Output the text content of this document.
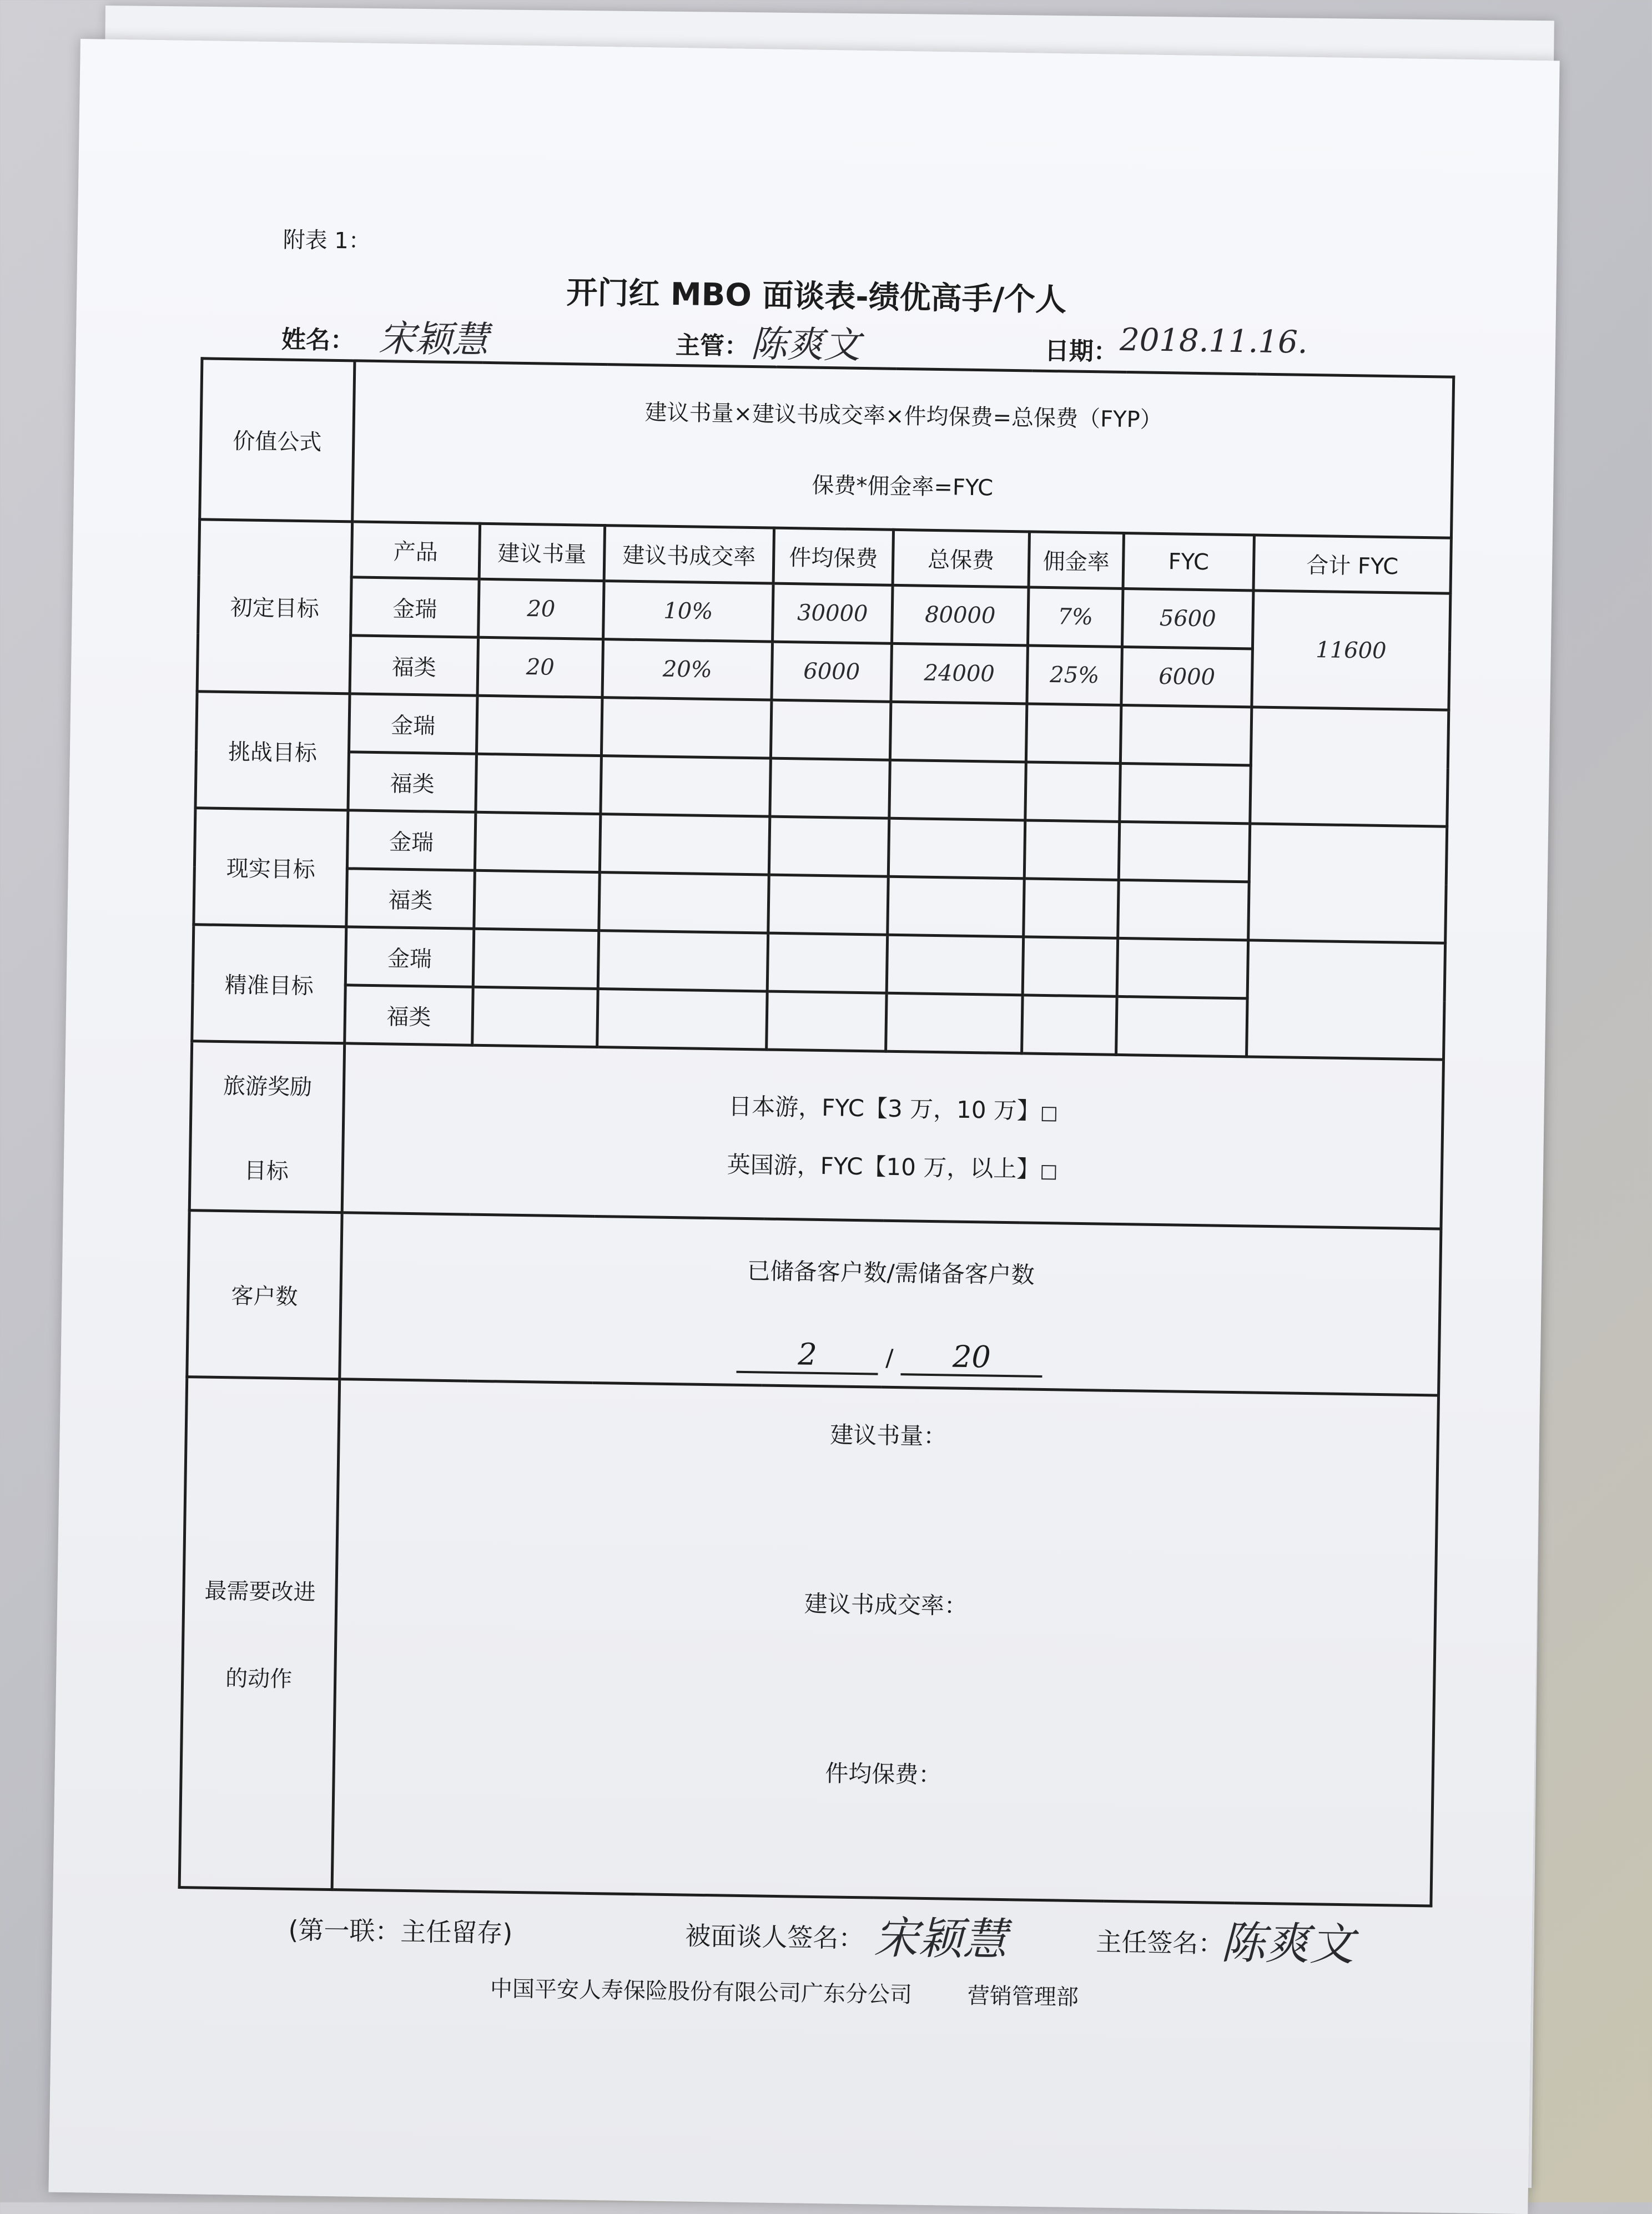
附表 1：
开门红 MBO 面谈表-绩优高手/个人
姓名： 宋颖慧	主管： 陈爽文	日期： 2018.11.16.
价值公式	建议书量×建议书成交率×件均保费=总保费（FYP）
保费*佣金率=FYC							

初定目标	产品	建议书量	建议书成交率	件均保费	总保费	佣金率	FYC	合计 FYC
	金瑞	20	10%	30000	80000	7%	5600	11600
	福类	20	20%	6000	24000	25%	6000	
挑战目标	金瑞							
	福类							
现实目标	金瑞							
	福类							
精准目标	金瑞							
	福类							

旅游奖励
目标	日本游，FYC【3 万，10 万】□
英国游，FYC【10 万，以上】□							

客户数	已储备客户数/需储备客户数
2 / 20							

最需要改进
的动作	建议书量：
建议书成交率：
件均保费：							
(第一联：主任留存)	被面谈人签名： 宋颖慧	主任签名：
陈爽文
中国平安人寿保险股份有限公司广东分公司 营销管理部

+++++

Omit the pictures, then output the rest of the listing exactly.

Output the text content of this document.
附表 1：
开门红 MBO 面谈表-绩优高手/个人
姓名： 宋颖慧	主管： 陈爽文	日期： 2018.11.16.
价值公式	建议书量×建议书成交率×件均保费=总保费（FYP）
保费*佣金率=FYC							

初定目标	产品	建议书量	建议书成交率	件均保费	总保费	佣金率	FYC	合计 FYC
	金瑞	20	10%	30000	80000	7%	5600	11600
	福类	20	20%	6000	24000	25%	6000	
挑战目标	金瑞							
	福类							
现实目标	金瑞							
	福类							
精准目标	金瑞							
	福类							

旅游奖励
目标	日本游，FYC【3 万，10 万】□
英国游，FYC【10 万，以上】□							

客户数	已储备客户数/需储备客户数
2 / 20							

最需要改进
的动作	建议书量：
建议书成交率：
件均保费：							
(第一联：主任留存)	被面谈人签名： 宋颖慧	主任签名：
陈爽文
中国平安人寿保险股份有限公司广东分公司 营销管理部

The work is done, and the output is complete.